[TASK DETAILS]
Reproduce the records that follow in full, excluding any picture they contain.

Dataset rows
========
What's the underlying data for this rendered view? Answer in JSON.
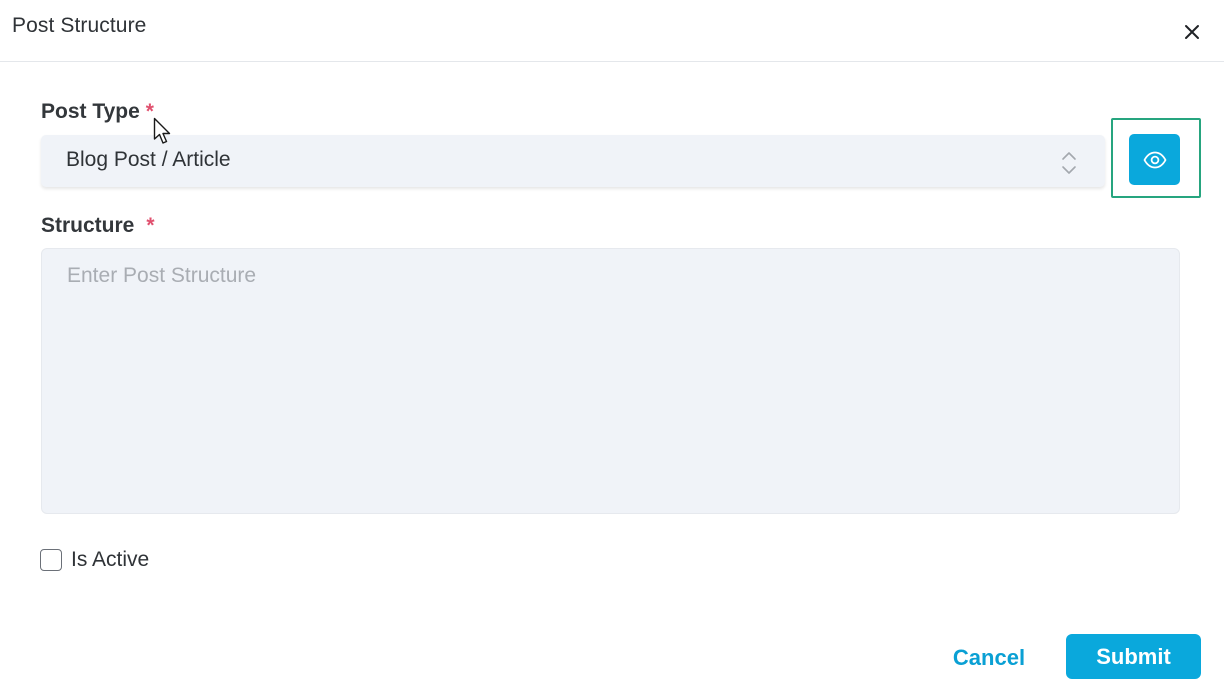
{
  "dialog": {
    "title": "Post Structure",
    "close_icon": "close-icon"
  },
  "post_type": {
    "label": "Post Type",
    "required_mark": "*",
    "selected_value": "Blog Post / Article",
    "select_icon": "chevron-up-down-icon",
    "preview_icon": "eye-icon"
  },
  "structure": {
    "label": "Structure",
    "required_mark": "*",
    "placeholder": "Enter Post Structure",
    "value": ""
  },
  "is_active": {
    "label": "Is Active",
    "checked": false
  },
  "footer": {
    "cancel_label": "Cancel",
    "submit_label": "Submit"
  },
  "colors": {
    "accent": "#0aa8dc",
    "required": "#e0506e",
    "highlight_frame": "#26a57f",
    "field_background": "#f0f3f8"
  }
}
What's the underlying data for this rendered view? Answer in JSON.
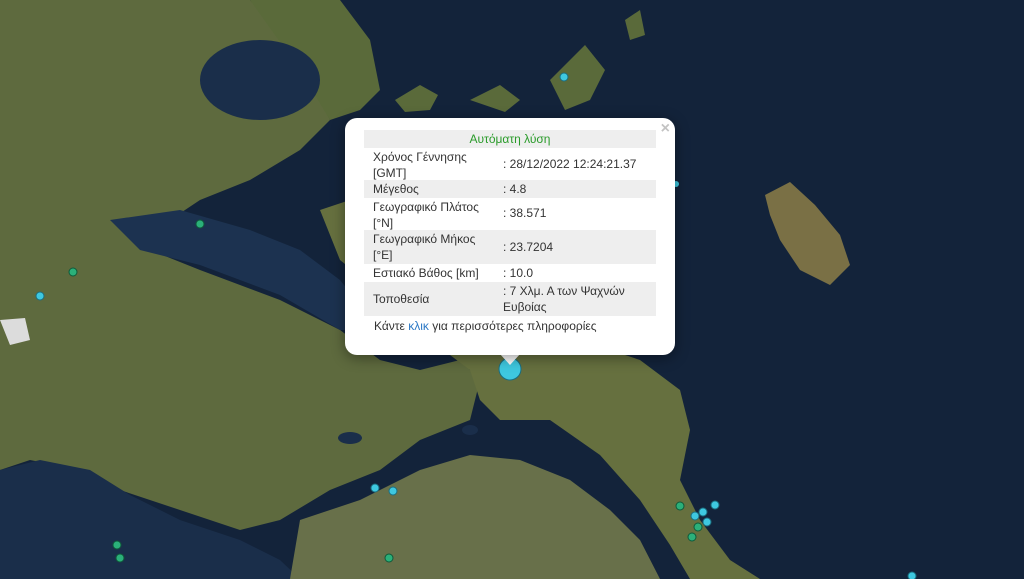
{
  "popup": {
    "title": "Αυτόματη λύση",
    "close_symbol": "×",
    "fields": [
      {
        "label": "Χρόνος Γέννησης [GMT]",
        "value": ": 28/12/2022 12:24:21.37"
      },
      {
        "label": "Μέγεθος",
        "value": ": 4.8"
      },
      {
        "label": "Γεωγραφικό Πλάτος [°N]",
        "value": ": 38.571"
      },
      {
        "label": "Γεωγραφικό Μήκος [°E]",
        "value": ": 23.7204"
      },
      {
        "label": "Εστιακό Βάθος [km]",
        "value": ": 10.0"
      },
      {
        "label": "Τοποθεσία",
        "value": ": 7 Χλμ. Α των Ψαχνών Ευβοίας"
      }
    ],
    "footer_prefix": "Κάντε ",
    "footer_link": "κλικ",
    "footer_suffix": " για περισσότερες πληροφορίες"
  },
  "colors": {
    "sea": "#13233a",
    "land": "#5e6a3e",
    "quake_recent": "#3ec8e0",
    "quake_older": "#2bb07a"
  },
  "icons": {
    "close": "close-icon",
    "quake": "earthquake-marker"
  }
}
========
[SOLUTION BELOW]
What's the underlying data for this rendered view? Answer in JSON.
{
  "dialog": {
    "title": "Post Structure",
    "close_icon": "close-icon"
  },
  "post_type": {
    "label": "Post Type",
    "required_mark": "*",
    "selected_value": "Blog Post / Article",
    "select_icon": "chevron-up-down-icon",
    "preview_icon": "eye-icon"
  },
  "structure": {
    "label": "Structure",
    "required_mark": "*",
    "placeholder": "Enter Post Structure",
    "value": ""
  },
  "is_active": {
    "label": "Is Active",
    "checked": false
  },
  "footer": {
    "cancel_label": "Cancel",
    "submit_label": "Submit"
  },
  "colors": {
    "accent": "#0aa8dc",
    "required": "#e0506e",
    "highlight_frame": "#26a57f",
    "field_background": "#f0f3f8"
  }
}
What's the underlying data for this rendered view? Answer in JSON.
{
  "popup": {
    "title": "Αυτόματη λύση",
    "close_symbol": "×",
    "fields": [
      {
        "label": "Χρόνος Γέννησης [GMT]",
        "value": ": 28/12/2022 12:24:21.37"
      },
      {
        "label": "Μέγεθος",
        "value": ": 4.8"
      },
      {
        "label": "Γεωγραφικό Πλάτος [°N]",
        "value": ": 38.571"
      },
      {
        "label": "Γεωγραφικό Μήκος [°E]",
        "value": ": 23.7204"
      },
      {
        "label": "Εστιακό Βάθος [km]",
        "value": ": 10.0"
      },
      {
        "label": "Τοποθεσία",
        "value": ": 7 Χλμ. Α των Ψαχνών Ευβοίας"
      }
    ],
    "footer_prefix": "Κάντε ",
    "footer_link": "κλικ",
    "footer_suffix": " για περισσότερες πληροφορίες"
  },
  "colors": {
    "sea": "#13233a",
    "land": "#5e6a3e",
    "quake_recent": "#3ec8e0",
    "quake_older": "#2bb07a"
  },
  "icons": {
    "close": "close-icon",
    "quake": "earthquake-marker"
  }
}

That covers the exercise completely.